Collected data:
------------------------

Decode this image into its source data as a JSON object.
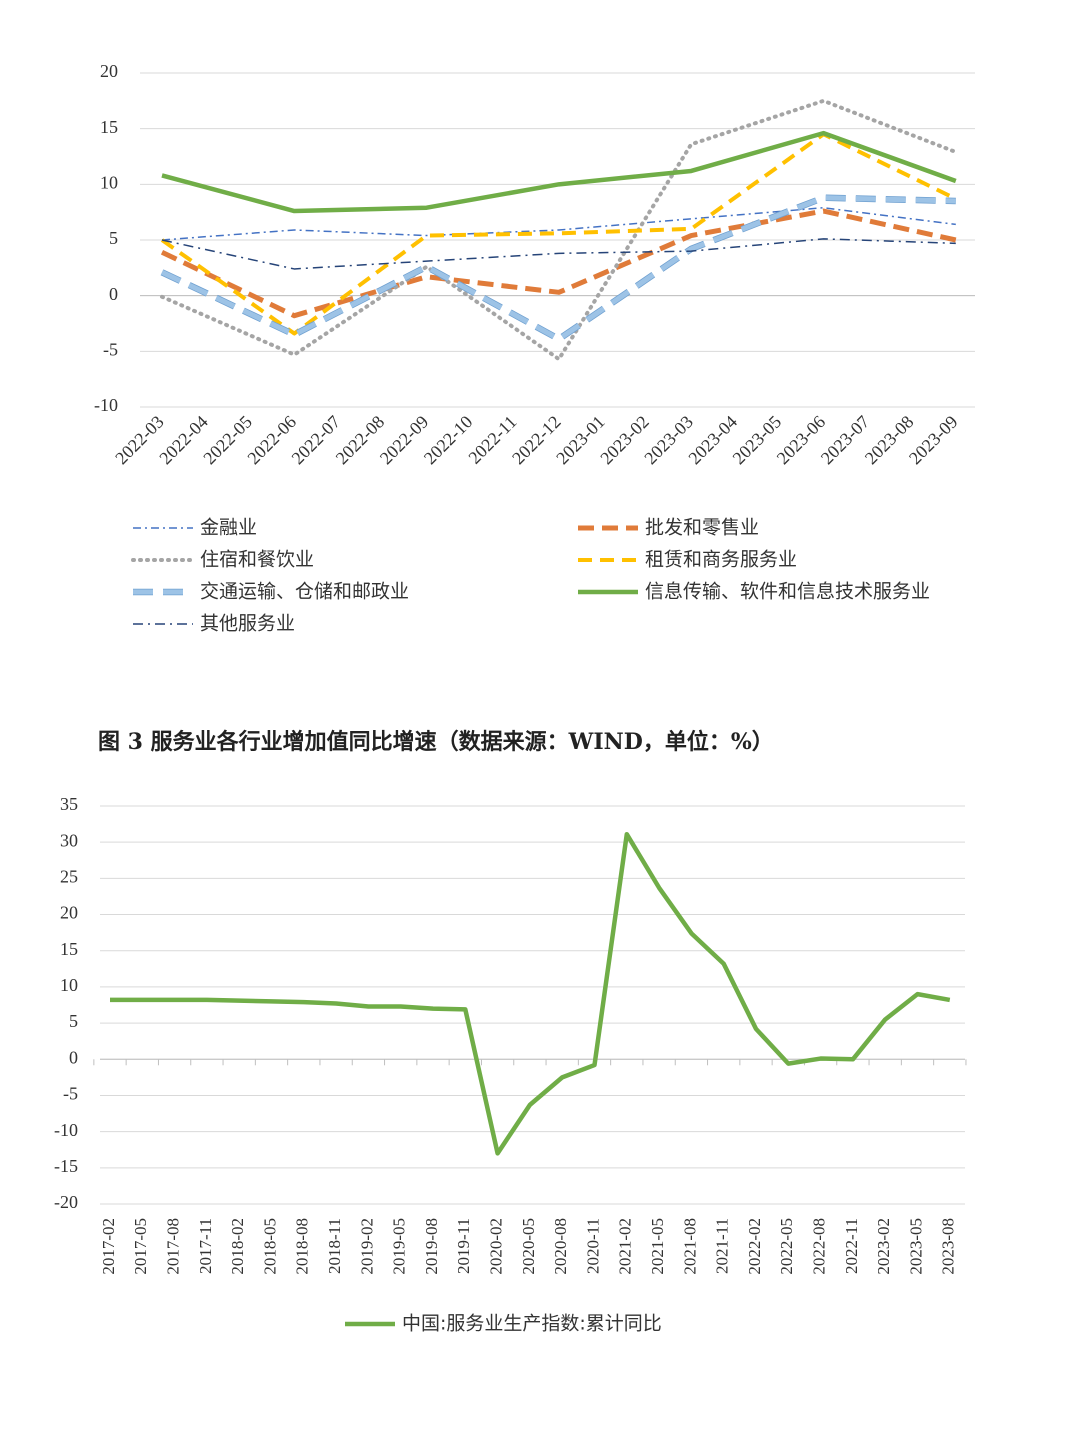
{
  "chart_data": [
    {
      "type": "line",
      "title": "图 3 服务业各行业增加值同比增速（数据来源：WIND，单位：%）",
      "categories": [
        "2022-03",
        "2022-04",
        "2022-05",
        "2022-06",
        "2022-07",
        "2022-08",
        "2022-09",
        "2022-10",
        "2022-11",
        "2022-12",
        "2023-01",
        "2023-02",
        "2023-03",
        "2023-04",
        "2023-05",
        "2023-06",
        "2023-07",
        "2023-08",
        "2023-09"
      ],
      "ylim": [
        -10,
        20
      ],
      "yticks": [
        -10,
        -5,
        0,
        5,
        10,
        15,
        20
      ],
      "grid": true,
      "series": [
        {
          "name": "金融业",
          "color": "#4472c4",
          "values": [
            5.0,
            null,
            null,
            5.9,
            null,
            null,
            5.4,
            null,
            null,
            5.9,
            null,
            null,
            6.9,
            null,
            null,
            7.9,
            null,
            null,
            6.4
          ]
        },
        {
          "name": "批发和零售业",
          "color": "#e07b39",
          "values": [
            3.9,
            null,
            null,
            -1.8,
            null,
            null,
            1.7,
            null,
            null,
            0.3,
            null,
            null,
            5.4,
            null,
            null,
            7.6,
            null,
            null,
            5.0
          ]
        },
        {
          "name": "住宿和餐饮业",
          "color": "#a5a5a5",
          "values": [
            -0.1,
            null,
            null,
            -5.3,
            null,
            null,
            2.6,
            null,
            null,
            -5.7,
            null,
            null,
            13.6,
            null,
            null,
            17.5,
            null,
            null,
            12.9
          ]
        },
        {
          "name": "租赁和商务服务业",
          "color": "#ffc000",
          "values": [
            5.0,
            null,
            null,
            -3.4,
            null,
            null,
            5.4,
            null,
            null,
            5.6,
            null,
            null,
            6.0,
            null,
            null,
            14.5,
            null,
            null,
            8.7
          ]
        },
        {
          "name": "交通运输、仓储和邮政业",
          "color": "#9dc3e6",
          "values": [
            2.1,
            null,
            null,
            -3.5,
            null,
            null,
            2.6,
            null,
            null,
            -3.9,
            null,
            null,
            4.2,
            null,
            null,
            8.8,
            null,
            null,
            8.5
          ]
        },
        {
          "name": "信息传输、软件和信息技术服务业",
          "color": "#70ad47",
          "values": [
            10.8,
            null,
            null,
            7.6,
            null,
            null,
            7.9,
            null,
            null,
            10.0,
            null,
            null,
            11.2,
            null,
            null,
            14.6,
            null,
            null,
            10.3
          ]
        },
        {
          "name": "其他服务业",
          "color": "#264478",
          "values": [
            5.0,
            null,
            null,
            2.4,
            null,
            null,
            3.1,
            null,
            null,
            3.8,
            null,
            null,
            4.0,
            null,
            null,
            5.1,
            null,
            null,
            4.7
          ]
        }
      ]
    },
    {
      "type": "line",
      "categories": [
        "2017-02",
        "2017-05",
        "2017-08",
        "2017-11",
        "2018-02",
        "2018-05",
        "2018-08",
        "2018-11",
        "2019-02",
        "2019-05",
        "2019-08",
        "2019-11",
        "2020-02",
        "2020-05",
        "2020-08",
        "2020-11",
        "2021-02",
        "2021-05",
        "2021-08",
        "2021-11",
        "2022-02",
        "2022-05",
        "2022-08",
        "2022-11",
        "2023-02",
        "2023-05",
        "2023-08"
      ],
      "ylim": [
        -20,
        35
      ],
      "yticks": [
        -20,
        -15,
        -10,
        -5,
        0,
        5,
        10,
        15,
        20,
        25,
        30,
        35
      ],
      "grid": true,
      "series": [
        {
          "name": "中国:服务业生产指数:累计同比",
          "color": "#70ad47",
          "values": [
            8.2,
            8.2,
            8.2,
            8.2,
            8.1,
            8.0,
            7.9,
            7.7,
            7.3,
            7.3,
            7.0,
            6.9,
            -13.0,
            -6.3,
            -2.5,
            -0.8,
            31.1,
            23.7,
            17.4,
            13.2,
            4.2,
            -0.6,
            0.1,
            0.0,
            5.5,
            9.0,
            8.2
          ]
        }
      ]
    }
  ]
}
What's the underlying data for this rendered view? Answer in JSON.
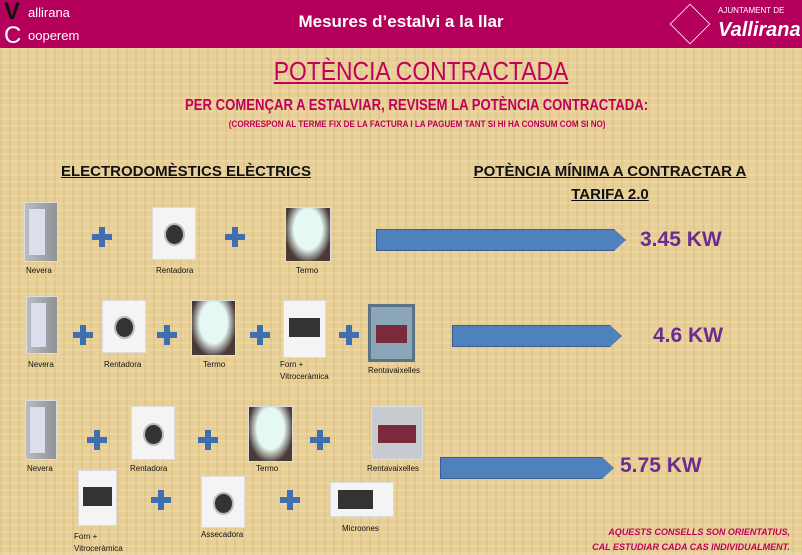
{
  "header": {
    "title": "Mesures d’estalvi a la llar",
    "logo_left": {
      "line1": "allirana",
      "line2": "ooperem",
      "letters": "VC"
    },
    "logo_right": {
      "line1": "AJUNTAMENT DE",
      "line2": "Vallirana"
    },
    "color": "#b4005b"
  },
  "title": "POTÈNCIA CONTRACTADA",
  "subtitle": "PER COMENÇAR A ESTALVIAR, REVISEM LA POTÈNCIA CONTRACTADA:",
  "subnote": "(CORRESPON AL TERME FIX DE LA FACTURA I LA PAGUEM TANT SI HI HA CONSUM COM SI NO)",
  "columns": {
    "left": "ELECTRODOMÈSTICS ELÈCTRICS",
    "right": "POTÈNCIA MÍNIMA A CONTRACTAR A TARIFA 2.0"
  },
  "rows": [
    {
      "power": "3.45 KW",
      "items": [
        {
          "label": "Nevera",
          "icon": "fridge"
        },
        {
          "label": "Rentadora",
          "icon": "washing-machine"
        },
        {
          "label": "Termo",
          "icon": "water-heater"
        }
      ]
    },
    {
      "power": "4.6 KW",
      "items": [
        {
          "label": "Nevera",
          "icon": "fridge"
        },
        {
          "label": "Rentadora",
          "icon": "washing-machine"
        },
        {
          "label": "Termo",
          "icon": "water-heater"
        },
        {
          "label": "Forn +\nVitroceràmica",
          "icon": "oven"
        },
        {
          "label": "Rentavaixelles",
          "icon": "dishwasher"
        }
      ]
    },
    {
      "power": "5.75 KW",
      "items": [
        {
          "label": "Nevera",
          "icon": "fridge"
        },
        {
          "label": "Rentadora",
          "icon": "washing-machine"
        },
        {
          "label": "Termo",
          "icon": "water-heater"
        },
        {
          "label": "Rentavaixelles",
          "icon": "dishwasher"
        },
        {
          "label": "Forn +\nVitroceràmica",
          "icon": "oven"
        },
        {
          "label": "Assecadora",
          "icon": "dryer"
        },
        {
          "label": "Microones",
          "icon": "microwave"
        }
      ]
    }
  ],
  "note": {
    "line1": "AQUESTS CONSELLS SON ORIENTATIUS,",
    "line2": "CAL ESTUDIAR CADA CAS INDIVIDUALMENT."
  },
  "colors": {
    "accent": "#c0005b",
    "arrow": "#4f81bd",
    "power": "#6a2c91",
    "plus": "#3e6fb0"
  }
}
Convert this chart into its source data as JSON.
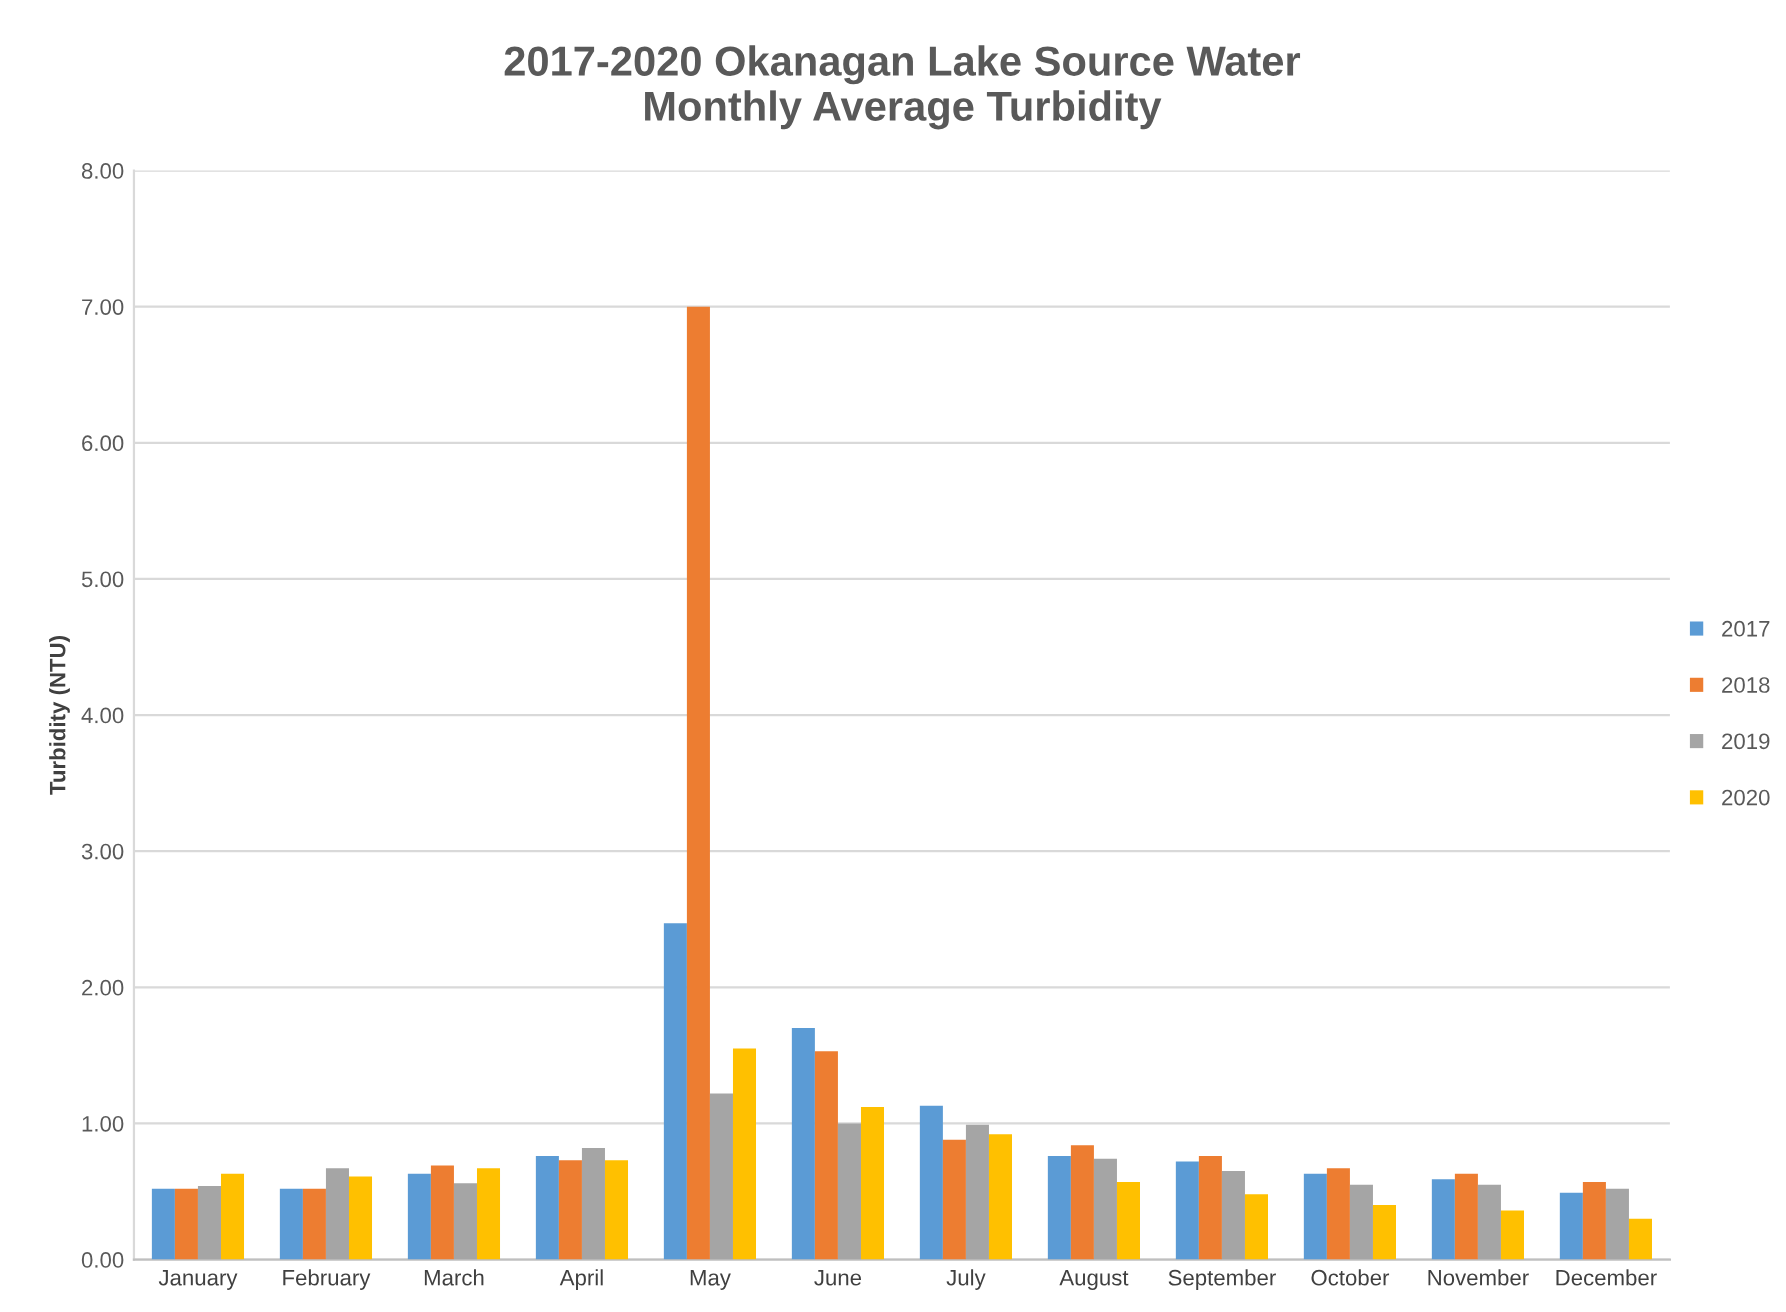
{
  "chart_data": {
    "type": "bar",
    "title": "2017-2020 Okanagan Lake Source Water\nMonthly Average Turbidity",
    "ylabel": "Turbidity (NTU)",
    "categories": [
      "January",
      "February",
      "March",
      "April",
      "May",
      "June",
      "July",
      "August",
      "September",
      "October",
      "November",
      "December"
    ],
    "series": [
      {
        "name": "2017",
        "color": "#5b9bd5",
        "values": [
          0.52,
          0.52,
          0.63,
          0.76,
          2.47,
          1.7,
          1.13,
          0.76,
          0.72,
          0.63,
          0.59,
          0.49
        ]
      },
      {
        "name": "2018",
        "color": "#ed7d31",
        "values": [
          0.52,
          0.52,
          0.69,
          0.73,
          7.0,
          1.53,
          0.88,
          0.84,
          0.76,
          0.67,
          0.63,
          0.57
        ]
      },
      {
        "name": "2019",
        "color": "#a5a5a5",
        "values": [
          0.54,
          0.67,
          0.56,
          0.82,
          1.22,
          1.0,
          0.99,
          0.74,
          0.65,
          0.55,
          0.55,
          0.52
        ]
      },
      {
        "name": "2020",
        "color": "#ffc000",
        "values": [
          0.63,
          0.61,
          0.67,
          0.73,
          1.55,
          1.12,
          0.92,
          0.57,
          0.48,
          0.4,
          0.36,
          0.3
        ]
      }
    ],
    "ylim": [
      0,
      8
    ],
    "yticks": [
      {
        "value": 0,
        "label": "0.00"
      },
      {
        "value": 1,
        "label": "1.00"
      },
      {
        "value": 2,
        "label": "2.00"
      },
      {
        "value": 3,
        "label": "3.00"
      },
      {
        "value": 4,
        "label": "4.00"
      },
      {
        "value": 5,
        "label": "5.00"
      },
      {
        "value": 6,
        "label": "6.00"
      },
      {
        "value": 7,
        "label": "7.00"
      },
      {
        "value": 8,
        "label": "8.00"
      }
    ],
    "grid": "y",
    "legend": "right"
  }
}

------------------------

### AIM:
Each line in the listing above that contains "this" should be copied.

### EXERCISE ANSWER:
Decode this image into its source data as a JSON object.
What's the underlying data for this rendered view? Answer in JSON.
Convert this chart into its source data as JSON.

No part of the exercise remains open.